Stored data entries:
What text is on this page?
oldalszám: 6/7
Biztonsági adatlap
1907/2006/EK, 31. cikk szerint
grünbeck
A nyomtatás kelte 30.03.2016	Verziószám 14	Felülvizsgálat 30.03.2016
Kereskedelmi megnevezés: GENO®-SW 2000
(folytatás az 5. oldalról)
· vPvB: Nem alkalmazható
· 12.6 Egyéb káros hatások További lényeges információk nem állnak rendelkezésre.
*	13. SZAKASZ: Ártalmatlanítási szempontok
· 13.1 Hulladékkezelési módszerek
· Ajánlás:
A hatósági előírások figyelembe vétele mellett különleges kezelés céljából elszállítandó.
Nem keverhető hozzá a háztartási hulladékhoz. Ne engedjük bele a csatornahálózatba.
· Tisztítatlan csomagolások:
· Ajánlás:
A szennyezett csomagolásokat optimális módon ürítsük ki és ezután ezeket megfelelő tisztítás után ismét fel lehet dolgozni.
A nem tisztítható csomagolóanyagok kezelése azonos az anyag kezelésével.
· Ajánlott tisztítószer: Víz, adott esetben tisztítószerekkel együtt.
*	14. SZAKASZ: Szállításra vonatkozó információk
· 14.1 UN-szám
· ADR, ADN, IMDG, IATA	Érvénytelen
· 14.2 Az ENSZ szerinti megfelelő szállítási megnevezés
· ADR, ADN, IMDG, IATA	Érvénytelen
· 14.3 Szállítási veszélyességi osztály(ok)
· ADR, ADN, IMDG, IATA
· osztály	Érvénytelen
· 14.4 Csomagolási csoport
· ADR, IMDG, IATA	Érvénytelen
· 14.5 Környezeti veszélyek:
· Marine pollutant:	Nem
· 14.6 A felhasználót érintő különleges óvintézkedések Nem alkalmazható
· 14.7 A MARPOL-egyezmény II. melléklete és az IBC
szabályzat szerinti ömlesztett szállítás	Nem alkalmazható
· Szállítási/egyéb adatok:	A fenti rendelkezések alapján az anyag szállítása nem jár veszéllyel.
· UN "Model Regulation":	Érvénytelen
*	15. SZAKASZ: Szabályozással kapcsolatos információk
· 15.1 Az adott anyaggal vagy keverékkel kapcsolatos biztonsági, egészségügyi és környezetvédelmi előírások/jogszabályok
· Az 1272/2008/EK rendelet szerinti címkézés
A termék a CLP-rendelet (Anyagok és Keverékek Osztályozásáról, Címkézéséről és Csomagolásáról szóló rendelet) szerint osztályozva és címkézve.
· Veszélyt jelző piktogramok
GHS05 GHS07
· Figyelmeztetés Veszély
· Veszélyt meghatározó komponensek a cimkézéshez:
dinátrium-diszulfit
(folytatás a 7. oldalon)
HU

* **TO DO**:
Output the full listing exactly as it stands.

* **COMPLETE OUTPUT**:
What text is on this page?
oldalszám: 6/7
Biztonsági adatlap
1907/2006/EK, 31. cikk szerint
grünbeck
A nyomtatás kelte 30.03.2016	Verziószám 14	Felülvizsgálat 30.03.2016
Kereskedelmi megnevezés: GENO®-SW 2000
(folytatás az 5. oldalról)
· vPvB: Nem alkalmazható
· 12.6 Egyéb káros hatások További lényeges információk nem állnak rendelkezésre.
*	13. SZAKASZ: Ártalmatlanítási szempontok
· 13.1 Hulladékkezelési módszerek
· Ajánlás:
A hatósági előírások figyelembe vétele mellett különleges kezelés céljából elszállítandó.
Nem keverhető hozzá a háztartási hulladékhoz. Ne engedjük bele a csatornahálózatba.
· Tisztítatlan csomagolások:
· Ajánlás:
A szennyezett csomagolásokat optimális módon ürítsük ki és ezután ezeket megfelelő tisztítás után ismét fel lehet dolgozni.
A nem tisztítható csomagolóanyagok kezelése azonos az anyag kezelésével.
· Ajánlott tisztítószer: Víz, adott esetben tisztítószerekkel együtt.
*	14. SZAKASZ: Szállításra vonatkozó információk
· 14.1 UN-szám
· ADR, ADN, IMDG, IATA	Érvénytelen
· 14.2 Az ENSZ szerinti megfelelő szállítási megnevezés
· ADR, ADN, IMDG, IATA	Érvénytelen
· 14.3 Szállítási veszélyességi osztály(ok)
· ADR, ADN, IMDG, IATA
· osztály	Érvénytelen
· 14.4 Csomagolási csoport
· ADR, IMDG, IATA	Érvénytelen
· 14.5 Környezeti veszélyek:
· Marine pollutant:	Nem
· 14.6 A felhasználót érintő különleges óvintézkedések Nem alkalmazható
· 14.7 A MARPOL-egyezmény II. melléklete és az IBC
szabályzat szerinti ömlesztett szállítás	Nem alkalmazható
· Szállítási/egyéb adatok:	A fenti rendelkezések alapján az anyag szállítása nem jár veszéllyel.
· UN "Model Regulation":	Érvénytelen
*	15. SZAKASZ: Szabályozással kapcsolatos információk
· 15.1 Az adott anyaggal vagy keverékkel kapcsolatos biztonsági, egészségügyi és környezetvédelmi előírások/jogszabályok
· Az 1272/2008/EK rendelet szerinti címkézés
A termék a CLP-rendelet (Anyagok és Keverékek Osztályozásáról, Címkézéséről és Csomagolásáról szóló rendelet) szerint osztályozva és címkézve.
· Veszélyt jelző piktogramok
GHS05 GHS07
· Figyelmeztetés Veszély
· Veszélyt meghatározó komponensek a cimkézéshez:
dinátrium-diszulfit
(folytatás a 7. oldalon)
HU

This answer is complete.